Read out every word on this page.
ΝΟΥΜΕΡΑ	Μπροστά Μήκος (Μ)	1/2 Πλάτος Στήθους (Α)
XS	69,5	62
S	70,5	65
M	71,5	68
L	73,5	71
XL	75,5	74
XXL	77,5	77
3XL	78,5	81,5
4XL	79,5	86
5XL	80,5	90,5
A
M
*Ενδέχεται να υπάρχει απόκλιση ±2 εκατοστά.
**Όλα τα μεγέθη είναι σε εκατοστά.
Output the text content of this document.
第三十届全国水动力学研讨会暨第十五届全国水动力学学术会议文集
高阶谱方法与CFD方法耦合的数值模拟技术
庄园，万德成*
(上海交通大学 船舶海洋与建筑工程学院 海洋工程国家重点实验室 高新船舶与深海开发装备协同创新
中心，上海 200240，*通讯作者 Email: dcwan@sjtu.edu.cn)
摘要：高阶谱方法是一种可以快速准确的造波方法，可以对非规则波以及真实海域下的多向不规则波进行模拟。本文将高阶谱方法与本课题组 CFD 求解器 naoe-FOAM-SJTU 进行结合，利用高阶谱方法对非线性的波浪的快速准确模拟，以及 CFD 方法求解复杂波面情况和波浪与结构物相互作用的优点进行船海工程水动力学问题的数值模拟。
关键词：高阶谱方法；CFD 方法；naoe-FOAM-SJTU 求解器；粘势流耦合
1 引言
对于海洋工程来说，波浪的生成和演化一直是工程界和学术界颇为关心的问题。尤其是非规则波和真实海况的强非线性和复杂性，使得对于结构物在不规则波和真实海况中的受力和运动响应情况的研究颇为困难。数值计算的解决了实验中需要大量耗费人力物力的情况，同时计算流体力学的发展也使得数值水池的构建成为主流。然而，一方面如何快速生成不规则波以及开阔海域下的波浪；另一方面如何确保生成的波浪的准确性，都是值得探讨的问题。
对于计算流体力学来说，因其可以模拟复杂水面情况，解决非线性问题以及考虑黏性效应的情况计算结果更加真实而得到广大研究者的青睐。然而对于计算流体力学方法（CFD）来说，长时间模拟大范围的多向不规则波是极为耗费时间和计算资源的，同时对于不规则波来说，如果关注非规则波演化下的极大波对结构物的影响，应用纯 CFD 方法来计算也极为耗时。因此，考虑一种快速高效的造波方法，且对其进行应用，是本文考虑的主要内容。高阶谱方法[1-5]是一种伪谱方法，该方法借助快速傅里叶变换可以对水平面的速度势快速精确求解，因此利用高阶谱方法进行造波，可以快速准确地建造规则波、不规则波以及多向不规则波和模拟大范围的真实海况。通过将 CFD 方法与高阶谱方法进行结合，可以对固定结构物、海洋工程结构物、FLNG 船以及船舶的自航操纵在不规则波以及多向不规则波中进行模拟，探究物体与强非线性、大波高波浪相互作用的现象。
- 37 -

━━━

- [GOAL]: All of the entries should be written out again exactly.

- [SOLUTION FOR THIS EXERCISE]:
Read out every word on this page.
ΝΟΥΜΕΡΑ	Μπροστά Μήκος (Μ)	1/2 Πλάτος Στήθους (Α)
XS	69,5	62
S	70,5	65
M	71,5	68
L	73,5	71
XL	75,5	74
XXL	77,5	77
3XL	78,5	81,5
4XL	79,5	86
5XL	80,5	90,5
A
M
*Ενδέχεται να υπάρχει απόκλιση ±2 εκατοστά.
**Όλα τα μεγέθη είναι σε εκατοστά.
Output the text content of this document.
第三十届全国水动力学研讨会暨第十五届全国水动力学学术会议文集
高阶谱方法与CFD方法耦合的数值模拟技术
庄园，万德成*
(上海交通大学 船舶海洋与建筑工程学院 海洋工程国家重点实验室 高新船舶与深海开发装备协同创新
中心，上海 200240，*通讯作者 Email: dcwan@sjtu.edu.cn)
摘要：高阶谱方法是一种可以快速准确的造波方法，可以对非规则波以及真实海域下的多向不规则波进行模拟。本文将高阶谱方法与本课题组 CFD 求解器 naoe-FOAM-SJTU 进行结合，利用高阶谱方法对非线性的波浪的快速准确模拟，以及 CFD 方法求解复杂波面情况和波浪与结构物相互作用的优点进行船海工程水动力学问题的数值模拟。
关键词：高阶谱方法；CFD 方法；naoe-FOAM-SJTU 求解器；粘势流耦合
1 引言
对于海洋工程来说，波浪的生成和演化一直是工程界和学术界颇为关心的问题。尤其是非规则波和真实海况的强非线性和复杂性，使得对于结构物在不规则波和真实海况中的受力和运动响应情况的研究颇为困难。数值计算的解决了实验中需要大量耗费人力物力的情况，同时计算流体力学的发展也使得数值水池的构建成为主流。然而，一方面如何快速生成不规则波以及开阔海域下的波浪；另一方面如何确保生成的波浪的准确性，都是值得探讨的问题。
对于计算流体力学来说，因其可以模拟复杂水面情况，解决非线性问题以及考虑黏性效应的情况计算结果更加真实而得到广大研究者的青睐。然而对于计算流体力学方法（CFD）来说，长时间模拟大范围的多向不规则波是极为耗费时间和计算资源的，同时对于不规则波来说，如果关注非规则波演化下的极大波对结构物的影响，应用纯 CFD 方法来计算也极为耗时。因此，考虑一种快速高效的造波方法，且对其进行应用，是本文考虑的主要内容。高阶谱方法[1-5]是一种伪谱方法，该方法借助快速傅里叶变换可以对水平面的速度势快速精确求解，因此利用高阶谱方法进行造波，可以快速准确地建造规则波、不规则波以及多向不规则波和模拟大范围的真实海况。通过将 CFD 方法与高阶谱方法进行结合，可以对固定结构物、海洋工程结构物、FLNG 船以及船舶的自航操纵在不规则波以及多向不规则波中进行模拟，探究物体与强非线性、大波高波浪相互作用的现象。
- 37 -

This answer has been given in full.